_Problem description:_
Repeat all entries exactly.

_Data excerpts:_
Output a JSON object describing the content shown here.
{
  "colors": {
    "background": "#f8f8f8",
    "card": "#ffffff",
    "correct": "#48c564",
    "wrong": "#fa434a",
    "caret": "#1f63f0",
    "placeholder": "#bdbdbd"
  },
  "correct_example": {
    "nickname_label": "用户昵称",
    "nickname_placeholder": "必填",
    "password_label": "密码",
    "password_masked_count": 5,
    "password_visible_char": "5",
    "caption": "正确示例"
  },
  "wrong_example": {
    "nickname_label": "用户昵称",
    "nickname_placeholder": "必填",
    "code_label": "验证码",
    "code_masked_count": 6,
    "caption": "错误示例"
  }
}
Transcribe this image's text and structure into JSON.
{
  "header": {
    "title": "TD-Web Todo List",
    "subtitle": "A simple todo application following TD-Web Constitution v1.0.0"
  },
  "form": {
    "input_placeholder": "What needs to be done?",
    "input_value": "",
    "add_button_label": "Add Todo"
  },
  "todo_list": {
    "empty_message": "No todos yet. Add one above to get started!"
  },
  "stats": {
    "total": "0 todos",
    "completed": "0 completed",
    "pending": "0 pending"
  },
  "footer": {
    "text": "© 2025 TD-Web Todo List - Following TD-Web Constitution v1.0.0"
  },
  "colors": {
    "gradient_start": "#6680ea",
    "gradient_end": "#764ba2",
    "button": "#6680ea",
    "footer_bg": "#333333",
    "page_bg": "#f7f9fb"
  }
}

_Solution to this exercise:_
Output a JSON object describing the content shown here.
{
  "colors": {
    "background": "#f8f8f8",
    "card": "#ffffff",
    "correct": "#48c564",
    "wrong": "#fa434a",
    "caret": "#1f63f0",
    "placeholder": "#bdbdbd"
  },
  "correct_example": {
    "nickname_label": "用户昵称",
    "nickname_placeholder": "必填",
    "password_label": "密码",
    "password_masked_count": 5,
    "password_visible_char": "5",
    "caption": "正确示例"
  },
  "wrong_example": {
    "nickname_label": "用户昵称",
    "nickname_placeholder": "必填",
    "code_label": "验证码",
    "code_masked_count": 6,
    "caption": "错误示例"
  }
}
Transcribe this image's text and structure into JSON.
{
  "header": {
    "title": "TD-Web Todo List",
    "subtitle": "A simple todo application following TD-Web Constitution v1.0.0"
  },
  "form": {
    "input_placeholder": "What needs to be done?",
    "input_value": "",
    "add_button_label": "Add Todo"
  },
  "todo_list": {
    "empty_message": "No todos yet. Add one above to get started!"
  },
  "stats": {
    "total": "0 todos",
    "completed": "0 completed",
    "pending": "0 pending"
  },
  "footer": {
    "text": "© 2025 TD-Web Todo List - Following TD-Web Constitution v1.0.0"
  },
  "colors": {
    "gradient_start": "#6680ea",
    "gradient_end": "#764ba2",
    "button": "#6680ea",
    "footer_bg": "#333333",
    "page_bg": "#f7f9fb"
  }
}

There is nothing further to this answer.